_Your task_
Lines before the one containing "Give me the" are excluded; retype that line and all remaining lines of the material exactly.

· · · · · · ·

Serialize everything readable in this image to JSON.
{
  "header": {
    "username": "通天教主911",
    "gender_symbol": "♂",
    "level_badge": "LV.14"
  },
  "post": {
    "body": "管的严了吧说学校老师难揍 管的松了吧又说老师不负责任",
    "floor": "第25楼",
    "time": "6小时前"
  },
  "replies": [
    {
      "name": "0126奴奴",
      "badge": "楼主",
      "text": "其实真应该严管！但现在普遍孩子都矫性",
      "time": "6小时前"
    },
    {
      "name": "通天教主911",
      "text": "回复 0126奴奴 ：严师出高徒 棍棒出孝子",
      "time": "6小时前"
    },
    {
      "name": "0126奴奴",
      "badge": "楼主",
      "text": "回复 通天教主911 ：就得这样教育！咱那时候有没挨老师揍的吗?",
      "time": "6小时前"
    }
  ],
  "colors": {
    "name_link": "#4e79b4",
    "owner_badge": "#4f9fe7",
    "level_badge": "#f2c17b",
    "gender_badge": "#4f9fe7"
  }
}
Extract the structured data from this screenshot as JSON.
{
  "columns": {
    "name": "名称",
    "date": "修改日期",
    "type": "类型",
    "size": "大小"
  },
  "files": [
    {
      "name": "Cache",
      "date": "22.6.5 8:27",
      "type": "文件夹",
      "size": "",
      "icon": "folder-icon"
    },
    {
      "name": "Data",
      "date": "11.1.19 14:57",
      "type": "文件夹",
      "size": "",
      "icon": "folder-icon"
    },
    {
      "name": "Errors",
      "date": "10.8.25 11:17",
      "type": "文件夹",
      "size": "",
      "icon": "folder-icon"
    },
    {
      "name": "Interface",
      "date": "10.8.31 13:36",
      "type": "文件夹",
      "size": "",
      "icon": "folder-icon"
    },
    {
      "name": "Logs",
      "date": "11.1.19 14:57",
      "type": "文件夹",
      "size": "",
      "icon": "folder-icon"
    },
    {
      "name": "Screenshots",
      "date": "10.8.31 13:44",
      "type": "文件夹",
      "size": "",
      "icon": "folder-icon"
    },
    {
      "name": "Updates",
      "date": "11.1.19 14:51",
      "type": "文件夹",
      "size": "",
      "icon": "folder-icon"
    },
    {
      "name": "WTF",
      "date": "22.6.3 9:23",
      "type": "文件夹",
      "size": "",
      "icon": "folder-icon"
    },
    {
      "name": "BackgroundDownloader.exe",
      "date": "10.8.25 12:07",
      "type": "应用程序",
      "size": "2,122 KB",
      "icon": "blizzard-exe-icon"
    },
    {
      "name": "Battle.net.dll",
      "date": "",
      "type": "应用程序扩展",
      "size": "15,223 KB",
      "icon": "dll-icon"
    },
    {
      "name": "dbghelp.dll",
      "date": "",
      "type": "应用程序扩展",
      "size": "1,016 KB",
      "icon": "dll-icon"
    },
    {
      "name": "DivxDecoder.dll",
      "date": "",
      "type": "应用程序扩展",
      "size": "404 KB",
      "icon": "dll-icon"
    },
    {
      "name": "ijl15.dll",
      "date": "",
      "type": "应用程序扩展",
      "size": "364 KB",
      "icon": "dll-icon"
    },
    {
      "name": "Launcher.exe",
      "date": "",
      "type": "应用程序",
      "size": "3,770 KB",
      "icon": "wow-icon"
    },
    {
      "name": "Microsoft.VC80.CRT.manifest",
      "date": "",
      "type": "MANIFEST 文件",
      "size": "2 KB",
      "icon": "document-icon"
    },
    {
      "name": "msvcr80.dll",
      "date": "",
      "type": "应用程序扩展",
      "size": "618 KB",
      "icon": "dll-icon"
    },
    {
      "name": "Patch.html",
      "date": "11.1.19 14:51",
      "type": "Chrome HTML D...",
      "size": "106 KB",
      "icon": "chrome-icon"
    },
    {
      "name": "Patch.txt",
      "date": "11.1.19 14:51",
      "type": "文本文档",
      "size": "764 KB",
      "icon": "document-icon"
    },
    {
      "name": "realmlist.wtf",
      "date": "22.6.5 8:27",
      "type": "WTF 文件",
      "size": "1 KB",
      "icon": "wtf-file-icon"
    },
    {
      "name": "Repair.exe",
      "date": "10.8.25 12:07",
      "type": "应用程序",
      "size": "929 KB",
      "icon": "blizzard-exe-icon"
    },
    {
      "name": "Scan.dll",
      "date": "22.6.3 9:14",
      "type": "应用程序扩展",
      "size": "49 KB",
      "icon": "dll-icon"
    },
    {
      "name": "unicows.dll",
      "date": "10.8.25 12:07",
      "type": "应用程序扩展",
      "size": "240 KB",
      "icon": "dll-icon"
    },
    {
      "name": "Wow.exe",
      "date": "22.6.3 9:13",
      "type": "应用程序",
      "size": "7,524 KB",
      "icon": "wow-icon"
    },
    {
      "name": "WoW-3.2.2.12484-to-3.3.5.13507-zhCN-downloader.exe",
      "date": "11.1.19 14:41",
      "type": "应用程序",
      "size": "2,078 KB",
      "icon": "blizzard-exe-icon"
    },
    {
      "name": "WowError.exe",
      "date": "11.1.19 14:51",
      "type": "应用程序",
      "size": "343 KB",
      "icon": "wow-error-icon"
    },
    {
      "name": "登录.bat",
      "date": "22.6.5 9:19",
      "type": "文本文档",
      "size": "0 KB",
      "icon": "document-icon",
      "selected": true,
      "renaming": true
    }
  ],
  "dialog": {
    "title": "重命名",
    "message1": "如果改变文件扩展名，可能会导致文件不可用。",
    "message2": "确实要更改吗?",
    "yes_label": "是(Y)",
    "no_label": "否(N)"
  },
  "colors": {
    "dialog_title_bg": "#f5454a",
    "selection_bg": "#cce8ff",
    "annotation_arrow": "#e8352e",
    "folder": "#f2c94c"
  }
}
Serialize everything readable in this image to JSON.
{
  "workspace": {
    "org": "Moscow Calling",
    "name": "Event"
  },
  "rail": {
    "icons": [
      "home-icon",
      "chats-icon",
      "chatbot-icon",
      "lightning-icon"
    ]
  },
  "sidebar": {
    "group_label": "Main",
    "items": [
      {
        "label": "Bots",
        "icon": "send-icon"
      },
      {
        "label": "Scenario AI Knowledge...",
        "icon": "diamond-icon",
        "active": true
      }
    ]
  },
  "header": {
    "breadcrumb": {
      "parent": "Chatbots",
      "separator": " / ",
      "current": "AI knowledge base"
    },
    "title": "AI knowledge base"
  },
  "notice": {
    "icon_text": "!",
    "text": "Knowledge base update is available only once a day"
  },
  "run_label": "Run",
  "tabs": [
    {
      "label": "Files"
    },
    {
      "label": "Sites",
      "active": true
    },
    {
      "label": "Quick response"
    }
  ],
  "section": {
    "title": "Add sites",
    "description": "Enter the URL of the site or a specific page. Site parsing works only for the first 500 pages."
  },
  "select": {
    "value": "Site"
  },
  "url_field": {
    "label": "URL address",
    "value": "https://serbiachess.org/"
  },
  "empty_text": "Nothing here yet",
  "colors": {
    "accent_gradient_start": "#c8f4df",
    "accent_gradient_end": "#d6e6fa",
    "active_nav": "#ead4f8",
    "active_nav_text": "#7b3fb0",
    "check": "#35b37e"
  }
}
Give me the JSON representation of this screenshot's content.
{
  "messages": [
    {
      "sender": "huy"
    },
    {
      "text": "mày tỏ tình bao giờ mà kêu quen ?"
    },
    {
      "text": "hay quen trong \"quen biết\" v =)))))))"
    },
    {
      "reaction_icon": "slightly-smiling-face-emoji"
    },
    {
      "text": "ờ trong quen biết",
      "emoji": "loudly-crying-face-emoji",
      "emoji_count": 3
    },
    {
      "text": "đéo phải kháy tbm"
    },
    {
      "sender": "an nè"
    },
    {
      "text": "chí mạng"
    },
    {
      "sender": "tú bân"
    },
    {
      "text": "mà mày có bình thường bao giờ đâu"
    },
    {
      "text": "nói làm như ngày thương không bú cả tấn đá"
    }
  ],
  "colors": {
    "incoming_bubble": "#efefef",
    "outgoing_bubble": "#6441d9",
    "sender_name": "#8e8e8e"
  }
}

· · · · · · ·

_Output_
Give me the JSON representation of this screenshot's content.
{
  "messages": [
    {
      "sender": "huy"
    },
    {
      "text": "mày tỏ tình bao giờ mà kêu quen ?"
    },
    {
      "text": "hay quen trong \"quen biết\" v =)))))))"
    },
    {
      "reaction_icon": "slightly-smiling-face-emoji"
    },
    {
      "text": "ờ trong quen biết",
      "emoji": "loudly-crying-face-emoji",
      "emoji_count": 3
    },
    {
      "text": "đéo phải kháy tbm"
    },
    {
      "sender": "an nè"
    },
    {
      "text": "chí mạng"
    },
    {
      "sender": "tú bân"
    },
    {
      "text": "mà mày có bình thường bao giờ đâu"
    },
    {
      "text": "nói làm như ngày thương không bú cả tấn đá"
    }
  ],
  "colors": {
    "incoming_bubble": "#efefef",
    "outgoing_bubble": "#6441d9",
    "sender_name": "#8e8e8e"
  }
}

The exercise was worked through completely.